— start SELECTED PASSAGE —

Notes on Inference and Information

Table of contents

Notations
Inequalities
Exponential families
Typicality
Hypothesis testing
Estimation
- Bayesian estimation
- Non-Beysian estimation
Information measures
- Discrete alphabets
- Continuous alphabets
Information geometry
Non-Bayesian modeling
Approximation
- Stochastic approximation
- Deterministic approximation

This post is based on a course that I took in spring, 2020. I refine it aperiodically for the purpose of summarizing and promoting my understanding.

Updates
July 22, 2020: added Beta distributions.

— end SELECTED PASSAGE —

§ **JOB 1**
Give the stretch of the records from their start through the line containing "y2-tick-label: 25.0% <box>1098", both ends included, as a JSON list of strings with one string per line and blank lines omitted.
The notes on inference and information and the records have no connection to each other.

— start AVAILABLE DATA —

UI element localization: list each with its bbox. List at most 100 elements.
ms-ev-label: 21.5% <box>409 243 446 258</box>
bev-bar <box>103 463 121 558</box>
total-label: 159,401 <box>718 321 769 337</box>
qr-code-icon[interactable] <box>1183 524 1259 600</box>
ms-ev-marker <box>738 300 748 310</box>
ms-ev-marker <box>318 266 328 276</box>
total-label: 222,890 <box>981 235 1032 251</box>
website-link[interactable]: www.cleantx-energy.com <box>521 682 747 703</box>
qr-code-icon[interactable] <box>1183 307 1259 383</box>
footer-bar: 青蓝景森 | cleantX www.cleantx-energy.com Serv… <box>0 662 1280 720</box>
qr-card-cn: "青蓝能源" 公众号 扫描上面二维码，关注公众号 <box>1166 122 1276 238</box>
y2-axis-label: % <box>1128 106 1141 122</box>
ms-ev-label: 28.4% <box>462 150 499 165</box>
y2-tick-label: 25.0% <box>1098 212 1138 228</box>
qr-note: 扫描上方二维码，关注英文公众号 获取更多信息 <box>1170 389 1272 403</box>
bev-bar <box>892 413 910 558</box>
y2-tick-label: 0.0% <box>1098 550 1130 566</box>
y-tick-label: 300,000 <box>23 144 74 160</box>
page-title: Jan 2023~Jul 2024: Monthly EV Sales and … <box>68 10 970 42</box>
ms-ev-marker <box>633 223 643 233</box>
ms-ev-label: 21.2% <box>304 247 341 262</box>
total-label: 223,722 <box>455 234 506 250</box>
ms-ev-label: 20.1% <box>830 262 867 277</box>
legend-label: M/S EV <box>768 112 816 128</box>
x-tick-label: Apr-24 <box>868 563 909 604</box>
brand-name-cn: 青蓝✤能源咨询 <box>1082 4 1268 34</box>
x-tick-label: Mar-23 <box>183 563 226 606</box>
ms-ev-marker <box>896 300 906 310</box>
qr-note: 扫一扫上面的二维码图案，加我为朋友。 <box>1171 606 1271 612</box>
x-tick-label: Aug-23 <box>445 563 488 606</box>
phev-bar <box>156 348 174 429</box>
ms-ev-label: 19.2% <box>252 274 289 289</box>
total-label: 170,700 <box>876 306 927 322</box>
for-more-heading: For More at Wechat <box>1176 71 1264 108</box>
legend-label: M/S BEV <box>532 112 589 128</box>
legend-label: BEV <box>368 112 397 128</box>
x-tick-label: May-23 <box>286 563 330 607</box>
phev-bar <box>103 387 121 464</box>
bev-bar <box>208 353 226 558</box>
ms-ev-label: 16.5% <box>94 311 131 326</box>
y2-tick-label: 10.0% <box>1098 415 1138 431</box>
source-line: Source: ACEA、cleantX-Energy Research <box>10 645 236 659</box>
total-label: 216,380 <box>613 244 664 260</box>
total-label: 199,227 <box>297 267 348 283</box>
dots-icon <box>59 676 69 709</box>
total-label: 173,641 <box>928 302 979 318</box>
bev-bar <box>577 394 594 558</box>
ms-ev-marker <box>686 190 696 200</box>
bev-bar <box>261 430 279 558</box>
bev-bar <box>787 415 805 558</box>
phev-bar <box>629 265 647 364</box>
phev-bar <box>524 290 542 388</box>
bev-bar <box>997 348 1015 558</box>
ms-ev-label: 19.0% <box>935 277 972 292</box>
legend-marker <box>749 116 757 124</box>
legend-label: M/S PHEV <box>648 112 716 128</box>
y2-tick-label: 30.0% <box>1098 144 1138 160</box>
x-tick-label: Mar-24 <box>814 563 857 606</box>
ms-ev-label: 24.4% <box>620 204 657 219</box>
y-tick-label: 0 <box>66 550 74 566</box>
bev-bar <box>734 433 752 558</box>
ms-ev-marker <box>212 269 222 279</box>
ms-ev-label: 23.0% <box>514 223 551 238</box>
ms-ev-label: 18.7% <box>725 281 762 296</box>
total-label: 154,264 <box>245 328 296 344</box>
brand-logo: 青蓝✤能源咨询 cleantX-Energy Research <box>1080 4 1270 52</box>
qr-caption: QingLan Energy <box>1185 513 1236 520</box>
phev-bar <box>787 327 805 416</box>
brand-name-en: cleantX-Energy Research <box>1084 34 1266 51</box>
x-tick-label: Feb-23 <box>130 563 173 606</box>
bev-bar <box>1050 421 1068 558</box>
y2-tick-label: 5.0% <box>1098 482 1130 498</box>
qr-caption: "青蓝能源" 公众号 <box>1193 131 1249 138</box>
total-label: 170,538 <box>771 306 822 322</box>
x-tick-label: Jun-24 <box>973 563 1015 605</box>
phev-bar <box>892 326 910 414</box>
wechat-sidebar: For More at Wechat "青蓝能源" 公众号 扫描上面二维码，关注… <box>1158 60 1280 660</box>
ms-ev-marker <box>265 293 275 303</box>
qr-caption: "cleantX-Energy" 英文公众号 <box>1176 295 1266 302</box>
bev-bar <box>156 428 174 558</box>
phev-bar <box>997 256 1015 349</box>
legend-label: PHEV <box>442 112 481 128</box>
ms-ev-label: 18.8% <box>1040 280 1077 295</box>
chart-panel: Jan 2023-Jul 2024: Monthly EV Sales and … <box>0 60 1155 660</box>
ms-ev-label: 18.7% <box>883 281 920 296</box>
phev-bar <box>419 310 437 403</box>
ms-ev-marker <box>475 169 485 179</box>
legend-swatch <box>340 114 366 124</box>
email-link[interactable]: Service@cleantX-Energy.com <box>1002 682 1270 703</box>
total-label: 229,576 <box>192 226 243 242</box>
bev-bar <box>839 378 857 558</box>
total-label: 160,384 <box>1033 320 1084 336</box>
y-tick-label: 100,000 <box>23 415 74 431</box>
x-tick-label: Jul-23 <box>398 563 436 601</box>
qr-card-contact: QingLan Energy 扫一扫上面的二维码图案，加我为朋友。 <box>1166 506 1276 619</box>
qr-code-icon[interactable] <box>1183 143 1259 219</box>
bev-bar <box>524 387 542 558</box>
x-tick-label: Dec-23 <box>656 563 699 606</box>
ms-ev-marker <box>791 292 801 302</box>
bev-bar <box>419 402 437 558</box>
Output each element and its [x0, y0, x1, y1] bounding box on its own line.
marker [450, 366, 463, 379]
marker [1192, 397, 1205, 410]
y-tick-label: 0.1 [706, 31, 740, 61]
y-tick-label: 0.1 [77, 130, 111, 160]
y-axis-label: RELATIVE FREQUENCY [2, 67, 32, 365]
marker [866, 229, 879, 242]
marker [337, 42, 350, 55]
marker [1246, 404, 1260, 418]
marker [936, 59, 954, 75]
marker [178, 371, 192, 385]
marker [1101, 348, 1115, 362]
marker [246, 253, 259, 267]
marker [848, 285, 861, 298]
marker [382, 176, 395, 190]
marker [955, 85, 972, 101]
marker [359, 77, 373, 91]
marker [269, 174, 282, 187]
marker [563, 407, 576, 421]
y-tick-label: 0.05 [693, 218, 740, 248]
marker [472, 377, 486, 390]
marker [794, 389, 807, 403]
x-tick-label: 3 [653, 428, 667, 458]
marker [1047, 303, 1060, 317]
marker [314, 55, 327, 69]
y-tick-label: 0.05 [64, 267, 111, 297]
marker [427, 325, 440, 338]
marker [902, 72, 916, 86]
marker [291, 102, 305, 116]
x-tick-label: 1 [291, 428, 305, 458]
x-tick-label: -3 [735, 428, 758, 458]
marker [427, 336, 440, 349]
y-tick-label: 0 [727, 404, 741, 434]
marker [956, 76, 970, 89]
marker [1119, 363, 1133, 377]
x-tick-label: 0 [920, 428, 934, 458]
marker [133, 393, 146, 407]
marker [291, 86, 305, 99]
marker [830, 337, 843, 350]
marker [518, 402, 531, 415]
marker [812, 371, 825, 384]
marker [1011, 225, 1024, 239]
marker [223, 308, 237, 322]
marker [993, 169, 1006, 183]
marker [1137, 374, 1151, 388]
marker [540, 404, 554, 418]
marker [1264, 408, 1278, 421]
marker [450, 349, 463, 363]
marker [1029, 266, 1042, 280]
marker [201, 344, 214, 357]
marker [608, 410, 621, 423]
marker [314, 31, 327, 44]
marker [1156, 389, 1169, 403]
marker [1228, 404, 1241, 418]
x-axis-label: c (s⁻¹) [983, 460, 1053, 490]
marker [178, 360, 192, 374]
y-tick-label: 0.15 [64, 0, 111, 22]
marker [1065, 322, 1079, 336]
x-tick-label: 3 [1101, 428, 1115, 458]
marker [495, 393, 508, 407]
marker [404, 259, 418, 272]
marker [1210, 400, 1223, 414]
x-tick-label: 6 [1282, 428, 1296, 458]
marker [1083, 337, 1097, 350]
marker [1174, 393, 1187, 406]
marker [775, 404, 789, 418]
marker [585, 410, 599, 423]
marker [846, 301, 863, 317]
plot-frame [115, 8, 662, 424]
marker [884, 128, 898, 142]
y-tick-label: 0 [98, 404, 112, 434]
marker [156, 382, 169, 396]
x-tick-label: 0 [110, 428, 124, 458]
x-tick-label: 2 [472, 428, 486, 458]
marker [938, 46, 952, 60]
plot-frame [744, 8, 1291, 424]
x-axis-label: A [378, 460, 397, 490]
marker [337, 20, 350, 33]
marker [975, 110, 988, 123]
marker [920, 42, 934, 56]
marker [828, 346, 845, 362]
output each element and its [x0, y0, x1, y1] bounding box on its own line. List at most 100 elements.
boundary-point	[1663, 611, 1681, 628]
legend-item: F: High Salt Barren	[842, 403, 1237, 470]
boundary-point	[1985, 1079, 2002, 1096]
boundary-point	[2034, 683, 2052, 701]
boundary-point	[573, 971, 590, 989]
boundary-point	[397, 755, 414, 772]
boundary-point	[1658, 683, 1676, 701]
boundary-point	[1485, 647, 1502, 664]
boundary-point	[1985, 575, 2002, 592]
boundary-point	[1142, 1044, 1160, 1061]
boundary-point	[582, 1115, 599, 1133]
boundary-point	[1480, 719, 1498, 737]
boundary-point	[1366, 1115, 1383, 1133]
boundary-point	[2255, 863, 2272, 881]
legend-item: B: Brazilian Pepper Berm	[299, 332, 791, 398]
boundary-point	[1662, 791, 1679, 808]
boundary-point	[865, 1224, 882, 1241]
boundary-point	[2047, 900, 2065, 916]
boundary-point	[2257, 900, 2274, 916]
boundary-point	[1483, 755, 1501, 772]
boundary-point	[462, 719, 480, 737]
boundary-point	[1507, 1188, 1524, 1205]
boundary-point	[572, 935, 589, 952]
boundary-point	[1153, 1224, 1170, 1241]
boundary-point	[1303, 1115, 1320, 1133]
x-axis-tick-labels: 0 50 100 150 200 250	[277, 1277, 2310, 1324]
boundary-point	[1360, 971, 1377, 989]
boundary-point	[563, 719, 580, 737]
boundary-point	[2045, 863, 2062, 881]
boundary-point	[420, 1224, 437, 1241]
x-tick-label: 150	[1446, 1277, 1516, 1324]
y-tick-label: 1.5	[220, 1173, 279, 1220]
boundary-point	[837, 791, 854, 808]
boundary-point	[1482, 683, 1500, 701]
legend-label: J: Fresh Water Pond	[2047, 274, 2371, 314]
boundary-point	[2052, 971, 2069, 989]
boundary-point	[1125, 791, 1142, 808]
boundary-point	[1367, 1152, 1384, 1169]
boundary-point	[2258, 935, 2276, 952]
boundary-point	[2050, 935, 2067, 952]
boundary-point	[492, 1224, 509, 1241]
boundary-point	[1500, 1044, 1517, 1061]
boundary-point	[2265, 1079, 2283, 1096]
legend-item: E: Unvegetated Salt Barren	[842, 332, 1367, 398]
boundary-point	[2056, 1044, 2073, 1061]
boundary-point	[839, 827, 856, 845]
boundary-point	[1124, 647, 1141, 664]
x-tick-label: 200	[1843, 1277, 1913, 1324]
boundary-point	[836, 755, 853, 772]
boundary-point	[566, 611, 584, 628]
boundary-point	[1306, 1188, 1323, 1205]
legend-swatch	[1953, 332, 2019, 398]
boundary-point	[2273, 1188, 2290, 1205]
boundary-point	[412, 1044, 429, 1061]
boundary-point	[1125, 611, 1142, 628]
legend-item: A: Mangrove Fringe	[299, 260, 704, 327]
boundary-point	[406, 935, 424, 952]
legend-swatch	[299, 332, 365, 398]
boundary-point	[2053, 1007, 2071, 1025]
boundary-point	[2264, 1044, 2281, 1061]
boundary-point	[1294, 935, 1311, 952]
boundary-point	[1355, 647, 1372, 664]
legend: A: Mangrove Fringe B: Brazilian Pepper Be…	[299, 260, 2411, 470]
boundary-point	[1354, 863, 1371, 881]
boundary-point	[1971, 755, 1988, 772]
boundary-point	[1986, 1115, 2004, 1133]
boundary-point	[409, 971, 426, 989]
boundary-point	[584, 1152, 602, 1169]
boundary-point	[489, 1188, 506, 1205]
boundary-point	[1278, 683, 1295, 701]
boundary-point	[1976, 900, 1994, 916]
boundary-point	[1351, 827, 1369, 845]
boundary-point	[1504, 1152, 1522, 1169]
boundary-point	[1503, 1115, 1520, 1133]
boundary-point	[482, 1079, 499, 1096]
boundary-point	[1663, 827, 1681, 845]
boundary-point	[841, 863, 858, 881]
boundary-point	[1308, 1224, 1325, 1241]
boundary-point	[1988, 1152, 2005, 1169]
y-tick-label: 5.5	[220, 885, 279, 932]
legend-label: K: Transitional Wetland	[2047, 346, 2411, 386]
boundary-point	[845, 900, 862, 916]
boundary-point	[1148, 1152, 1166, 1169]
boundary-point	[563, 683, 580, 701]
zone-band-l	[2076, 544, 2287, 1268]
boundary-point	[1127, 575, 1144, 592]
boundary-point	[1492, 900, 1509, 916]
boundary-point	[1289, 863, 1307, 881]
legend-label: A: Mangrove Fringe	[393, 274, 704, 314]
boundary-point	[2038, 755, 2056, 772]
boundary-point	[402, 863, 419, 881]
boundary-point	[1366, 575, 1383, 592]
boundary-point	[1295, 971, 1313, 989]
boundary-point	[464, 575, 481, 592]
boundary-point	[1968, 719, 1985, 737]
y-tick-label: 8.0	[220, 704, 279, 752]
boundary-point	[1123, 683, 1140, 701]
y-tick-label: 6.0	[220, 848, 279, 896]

— end AVAILABLE DATA —

§ **JOB 2**
Quote the stretch of the notes on inference and information from "This post is" through "added Beta distributions.".

§ **PROBLEM SOLUTION 1**
[
  "UI element localization: list each with its bbox. List at most 100 elements.",
  "ms-ev-label: 21.5% <box>409 243 446 258</box>",
  "bev-bar <box>103 463 121 558</box>",
  "total-label: 159,401 <box>718 321 769 337</box>",
  "qr-code-icon[interactable] <box>1183 524 1259 600</box>",
  "ms-ev-marker <box>738 300 748 310</box>",
  "ms-ev-marker <box>318 266 328 276</box>",
  "total-label: 222,890 <box>981 235 1032 251</box>",
  "website-link[interactable]: www.cleantx-energy.com <box>521 682 747 703</box>",
  "qr-code-icon[interactable] <box>1183 307 1259 383</box>",
  "footer-bar: 青蓝景森 | cleantX www.cleantx-energy.com Serv… <box>0 662 1280 720</box>",
  "qr-card-cn: \"青蓝能源\" 公众号 扫描上面二维码，关注公众号 <box>1166 122 1276 238</box>",
  "y2-axis-label: % <box>1128 106 1141 122</box>",
  "ms-ev-label: 28.4% <box>462 150 499 165</box>",
  "y2-tick-label: 25.0% <box>1098 212 1138 228</box>"
]

§ **PROBLEM SOLUTION 2**
This post is based on a course that I took in spring, 2020. I refine it aperiodically for the purpose of summarizing and promoting my understanding.

Updates
July 22, 2020: added Beta distributions.